Data excerpts
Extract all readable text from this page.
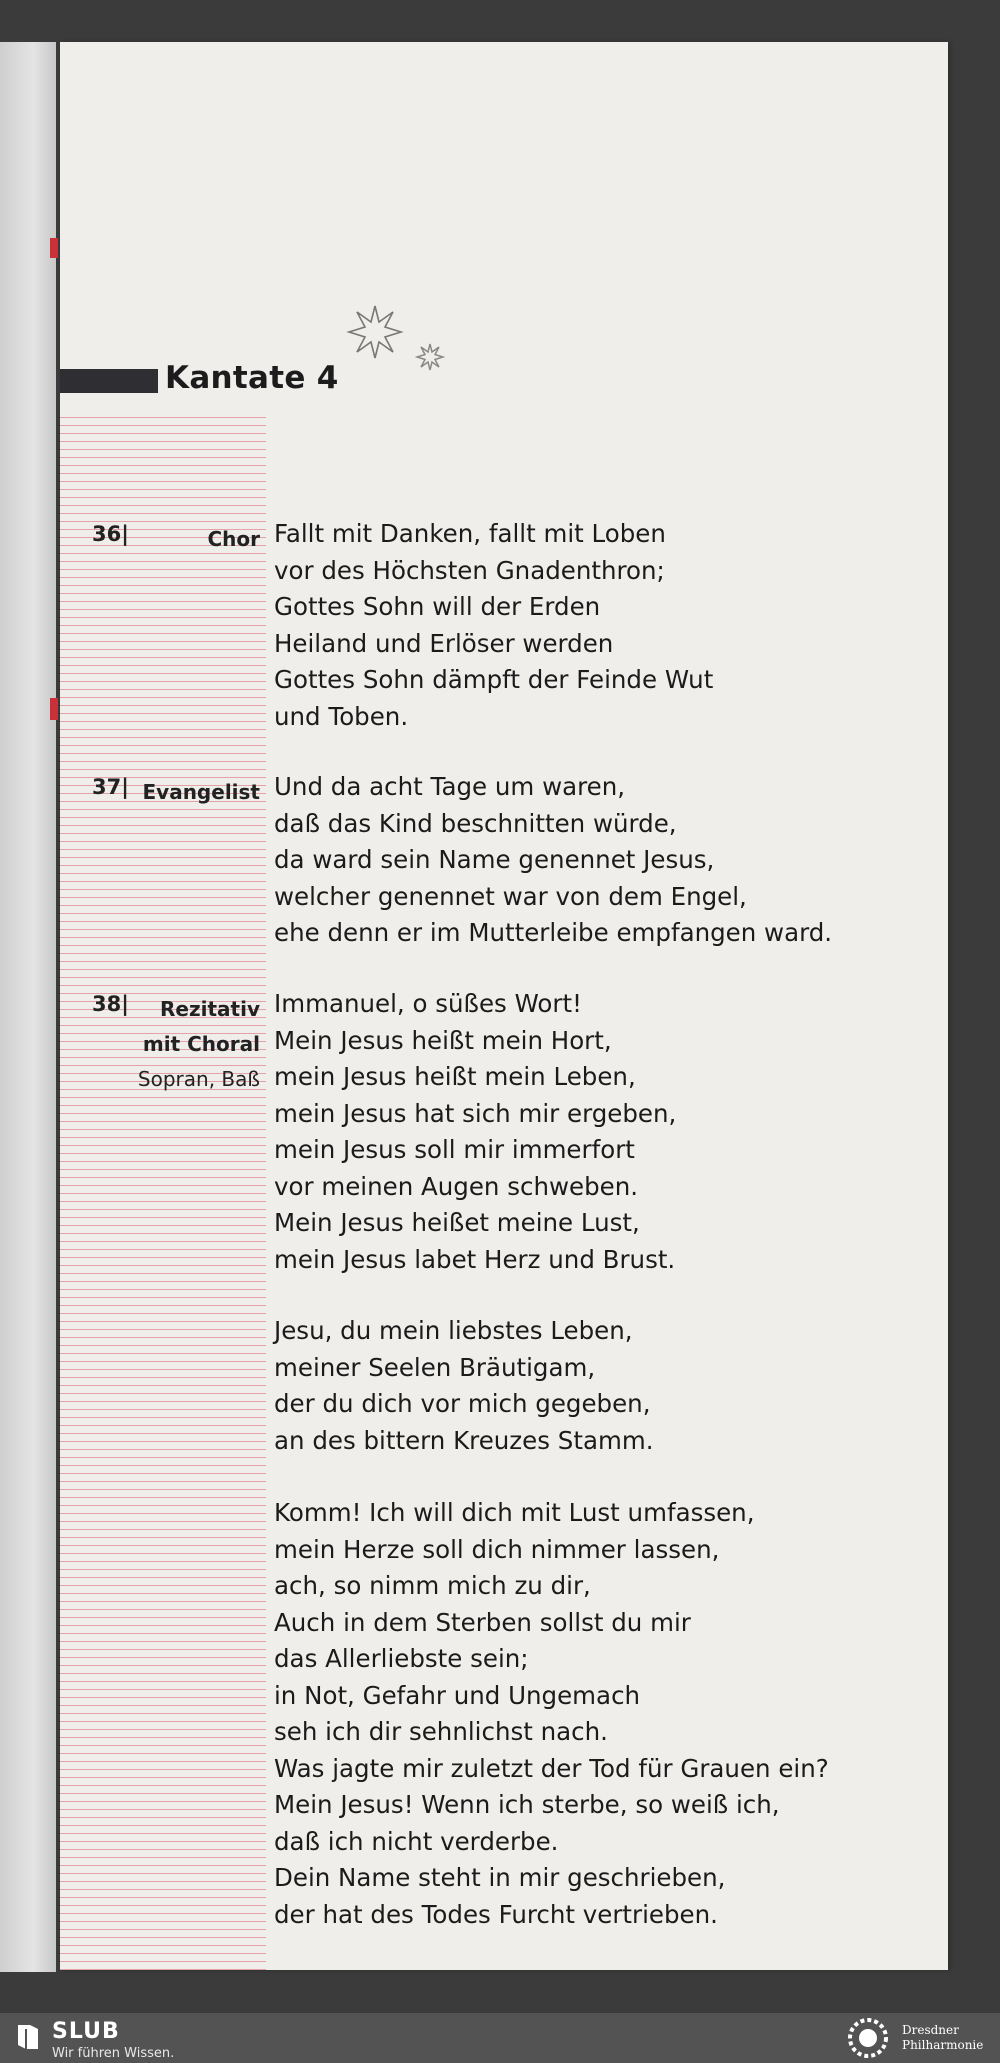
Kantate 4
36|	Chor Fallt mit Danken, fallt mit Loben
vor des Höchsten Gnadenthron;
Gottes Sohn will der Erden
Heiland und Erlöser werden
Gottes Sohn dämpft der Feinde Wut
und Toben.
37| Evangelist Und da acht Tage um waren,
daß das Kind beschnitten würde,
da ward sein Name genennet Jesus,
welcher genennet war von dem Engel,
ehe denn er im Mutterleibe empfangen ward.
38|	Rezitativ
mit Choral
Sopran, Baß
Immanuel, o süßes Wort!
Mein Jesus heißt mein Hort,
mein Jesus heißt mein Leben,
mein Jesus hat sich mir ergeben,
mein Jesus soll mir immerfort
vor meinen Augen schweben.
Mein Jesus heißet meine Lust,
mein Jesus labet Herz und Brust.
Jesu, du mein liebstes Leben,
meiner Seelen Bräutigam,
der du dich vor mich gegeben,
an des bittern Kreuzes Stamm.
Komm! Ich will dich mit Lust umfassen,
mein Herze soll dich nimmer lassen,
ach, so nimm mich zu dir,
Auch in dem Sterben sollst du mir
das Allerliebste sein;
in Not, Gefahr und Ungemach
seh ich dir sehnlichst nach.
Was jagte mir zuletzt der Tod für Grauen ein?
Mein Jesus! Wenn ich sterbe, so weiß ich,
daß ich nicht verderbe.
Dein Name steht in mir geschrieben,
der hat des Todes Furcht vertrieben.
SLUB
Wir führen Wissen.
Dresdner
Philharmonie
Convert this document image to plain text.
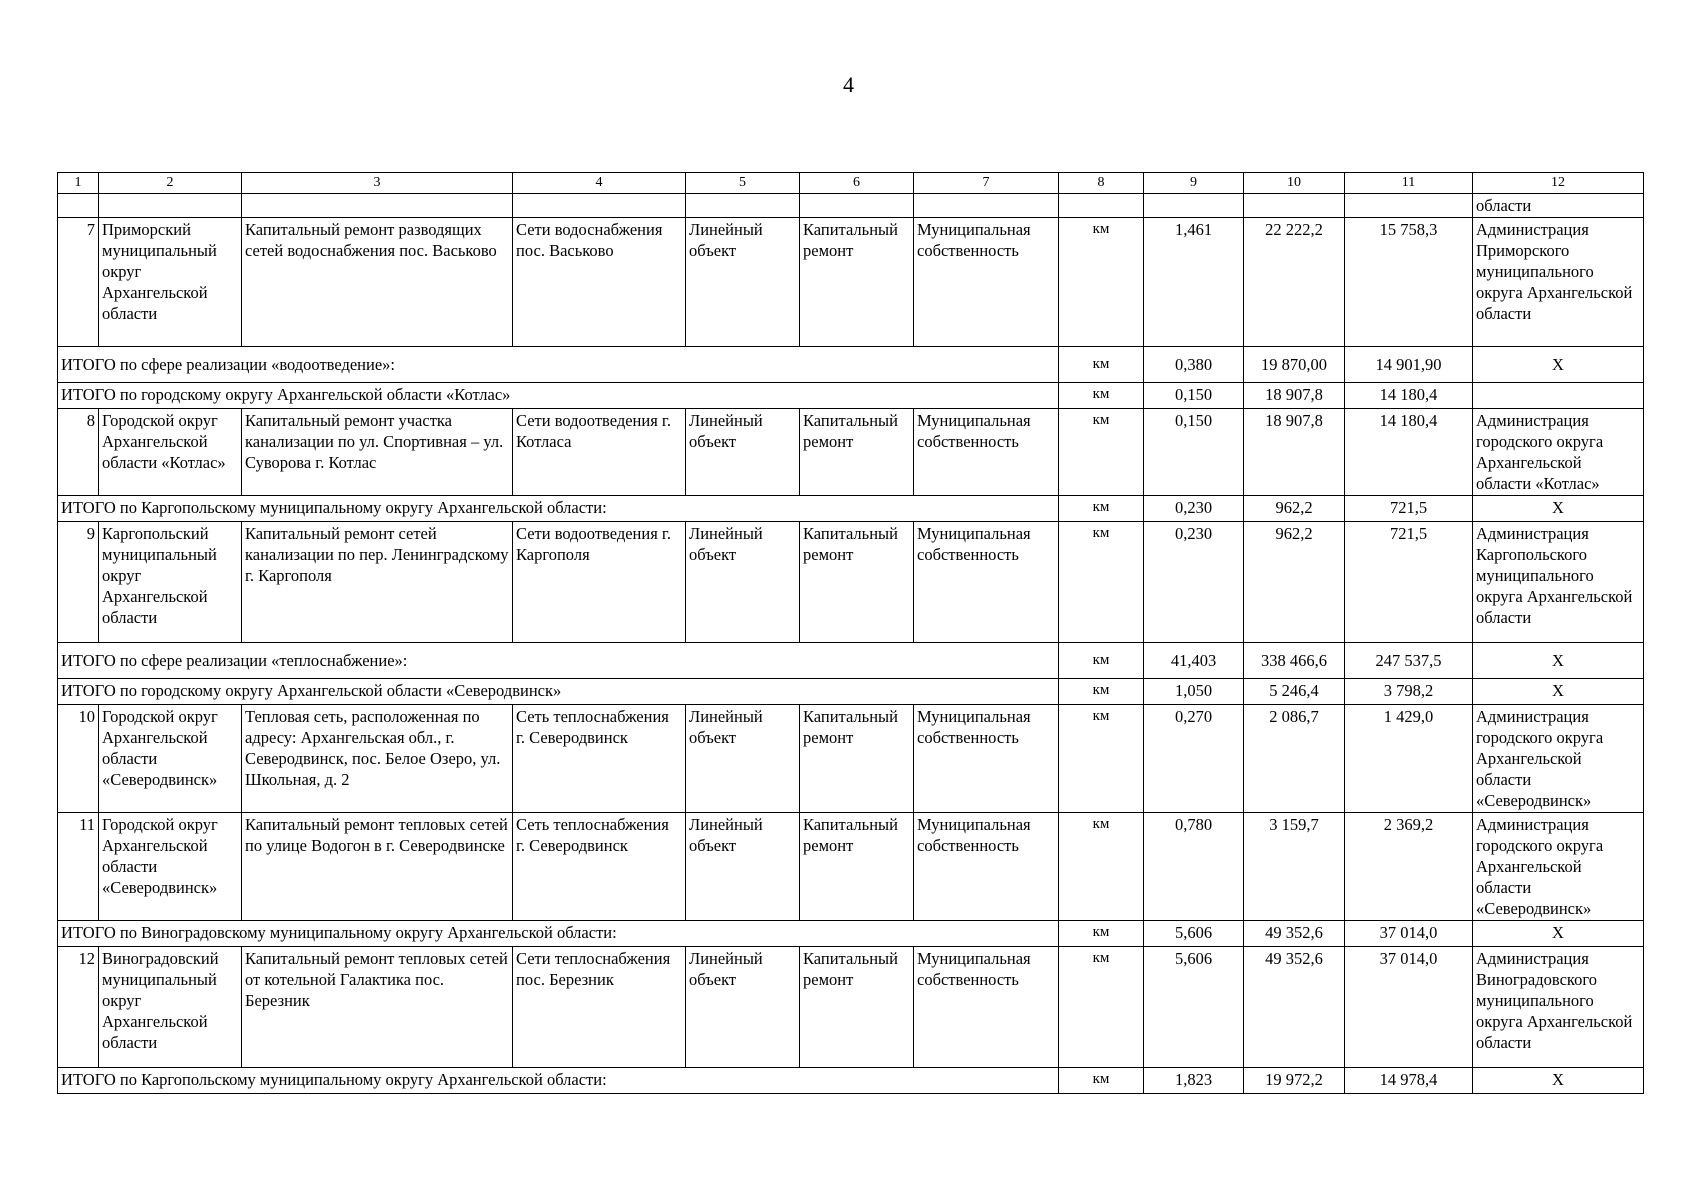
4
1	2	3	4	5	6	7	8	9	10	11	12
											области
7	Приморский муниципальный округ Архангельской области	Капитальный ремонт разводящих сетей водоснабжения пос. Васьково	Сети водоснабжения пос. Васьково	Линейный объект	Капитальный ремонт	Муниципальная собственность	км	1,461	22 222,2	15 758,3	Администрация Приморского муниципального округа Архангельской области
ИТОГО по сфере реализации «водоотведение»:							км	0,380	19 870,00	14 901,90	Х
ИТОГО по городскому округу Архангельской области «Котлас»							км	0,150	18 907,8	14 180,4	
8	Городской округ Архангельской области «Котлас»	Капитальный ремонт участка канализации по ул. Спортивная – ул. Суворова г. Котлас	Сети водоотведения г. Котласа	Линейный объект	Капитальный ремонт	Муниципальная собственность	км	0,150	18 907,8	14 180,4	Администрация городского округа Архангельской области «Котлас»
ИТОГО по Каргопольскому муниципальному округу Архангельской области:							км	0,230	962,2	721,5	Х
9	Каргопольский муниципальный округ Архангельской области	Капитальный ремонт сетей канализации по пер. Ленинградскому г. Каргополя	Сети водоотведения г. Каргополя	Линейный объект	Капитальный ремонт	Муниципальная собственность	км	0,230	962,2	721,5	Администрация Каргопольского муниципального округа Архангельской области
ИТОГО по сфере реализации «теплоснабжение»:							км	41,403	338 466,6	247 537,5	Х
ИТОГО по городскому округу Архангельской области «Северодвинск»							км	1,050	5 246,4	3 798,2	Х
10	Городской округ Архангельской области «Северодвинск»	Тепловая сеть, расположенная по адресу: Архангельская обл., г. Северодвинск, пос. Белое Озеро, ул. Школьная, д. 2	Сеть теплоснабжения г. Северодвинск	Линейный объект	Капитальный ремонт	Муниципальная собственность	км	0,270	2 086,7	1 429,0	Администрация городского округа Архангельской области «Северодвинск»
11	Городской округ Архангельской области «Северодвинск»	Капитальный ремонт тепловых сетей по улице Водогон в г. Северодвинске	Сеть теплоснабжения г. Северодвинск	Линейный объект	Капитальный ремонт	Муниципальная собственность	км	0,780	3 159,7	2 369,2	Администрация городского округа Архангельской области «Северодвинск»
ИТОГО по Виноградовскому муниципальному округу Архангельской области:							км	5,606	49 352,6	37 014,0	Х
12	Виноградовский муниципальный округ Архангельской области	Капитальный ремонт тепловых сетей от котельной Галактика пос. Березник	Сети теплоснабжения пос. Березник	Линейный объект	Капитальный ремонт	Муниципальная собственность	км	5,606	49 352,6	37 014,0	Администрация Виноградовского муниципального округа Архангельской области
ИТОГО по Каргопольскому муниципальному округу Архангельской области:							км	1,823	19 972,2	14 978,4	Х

* **Problem requirements**
Collect, from the material above, every line containing the word "Leben".

* **Exercise solution**
mein Jesus heißt mein Leben,
Jesu, du mein liebstes Leben,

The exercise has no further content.